_The exercise:_
Work out how many lines contain "JSON". Reply with the count alone.

»»

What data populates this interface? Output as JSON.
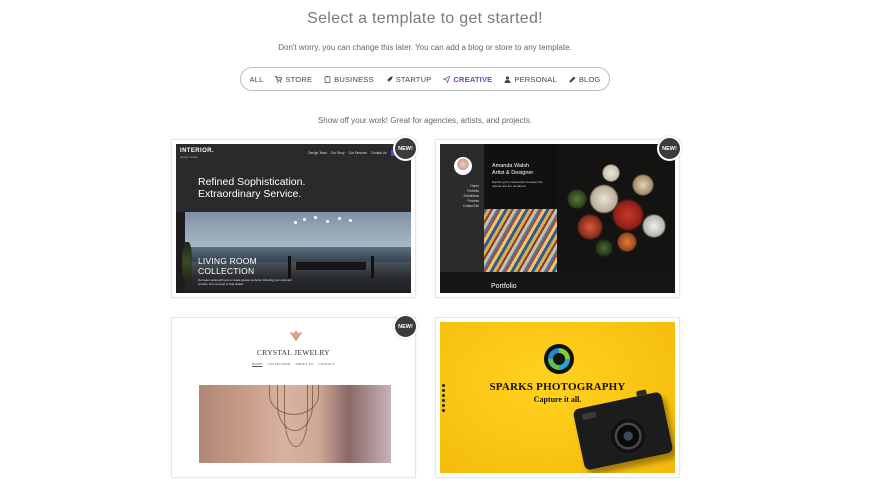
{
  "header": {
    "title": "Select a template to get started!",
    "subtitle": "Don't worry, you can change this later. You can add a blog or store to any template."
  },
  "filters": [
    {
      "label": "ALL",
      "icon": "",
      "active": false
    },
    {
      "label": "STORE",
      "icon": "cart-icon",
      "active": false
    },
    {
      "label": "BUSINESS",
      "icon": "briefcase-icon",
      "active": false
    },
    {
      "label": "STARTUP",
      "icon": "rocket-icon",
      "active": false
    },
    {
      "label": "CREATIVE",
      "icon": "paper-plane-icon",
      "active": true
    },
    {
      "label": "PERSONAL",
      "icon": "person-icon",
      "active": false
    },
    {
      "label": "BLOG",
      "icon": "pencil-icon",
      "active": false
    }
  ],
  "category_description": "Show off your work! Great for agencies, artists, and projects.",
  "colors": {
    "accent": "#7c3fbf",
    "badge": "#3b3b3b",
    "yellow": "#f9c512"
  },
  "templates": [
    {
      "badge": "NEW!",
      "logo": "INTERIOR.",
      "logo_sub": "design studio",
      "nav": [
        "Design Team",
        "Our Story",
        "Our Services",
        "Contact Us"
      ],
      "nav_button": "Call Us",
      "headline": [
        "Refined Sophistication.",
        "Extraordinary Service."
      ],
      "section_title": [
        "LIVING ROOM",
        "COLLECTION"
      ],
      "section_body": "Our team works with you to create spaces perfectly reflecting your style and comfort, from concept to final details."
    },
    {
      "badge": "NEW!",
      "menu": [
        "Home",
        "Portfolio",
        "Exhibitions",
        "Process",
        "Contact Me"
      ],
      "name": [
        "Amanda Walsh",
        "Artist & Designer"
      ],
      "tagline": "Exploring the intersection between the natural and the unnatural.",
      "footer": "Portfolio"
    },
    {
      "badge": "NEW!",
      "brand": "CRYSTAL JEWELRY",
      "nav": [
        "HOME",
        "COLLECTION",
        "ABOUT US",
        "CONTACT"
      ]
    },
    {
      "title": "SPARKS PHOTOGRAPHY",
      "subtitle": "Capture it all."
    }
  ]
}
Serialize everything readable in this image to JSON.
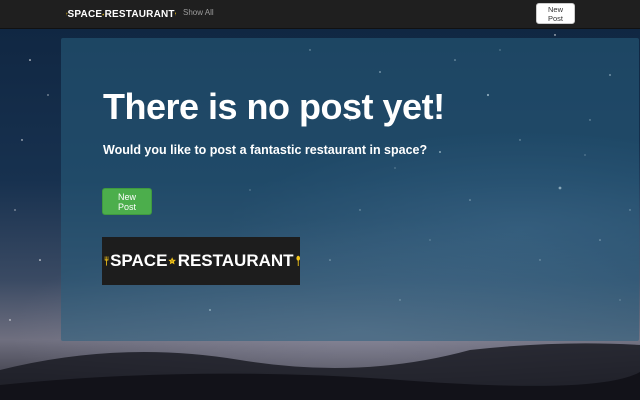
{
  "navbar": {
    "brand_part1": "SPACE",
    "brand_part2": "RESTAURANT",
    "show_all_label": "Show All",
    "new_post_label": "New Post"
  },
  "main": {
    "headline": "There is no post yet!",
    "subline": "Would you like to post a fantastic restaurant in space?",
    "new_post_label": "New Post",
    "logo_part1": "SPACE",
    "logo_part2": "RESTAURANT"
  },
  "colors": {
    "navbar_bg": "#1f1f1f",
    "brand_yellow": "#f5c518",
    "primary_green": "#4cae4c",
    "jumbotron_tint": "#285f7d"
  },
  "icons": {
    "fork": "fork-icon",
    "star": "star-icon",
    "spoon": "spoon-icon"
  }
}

««

_Task answer:_
2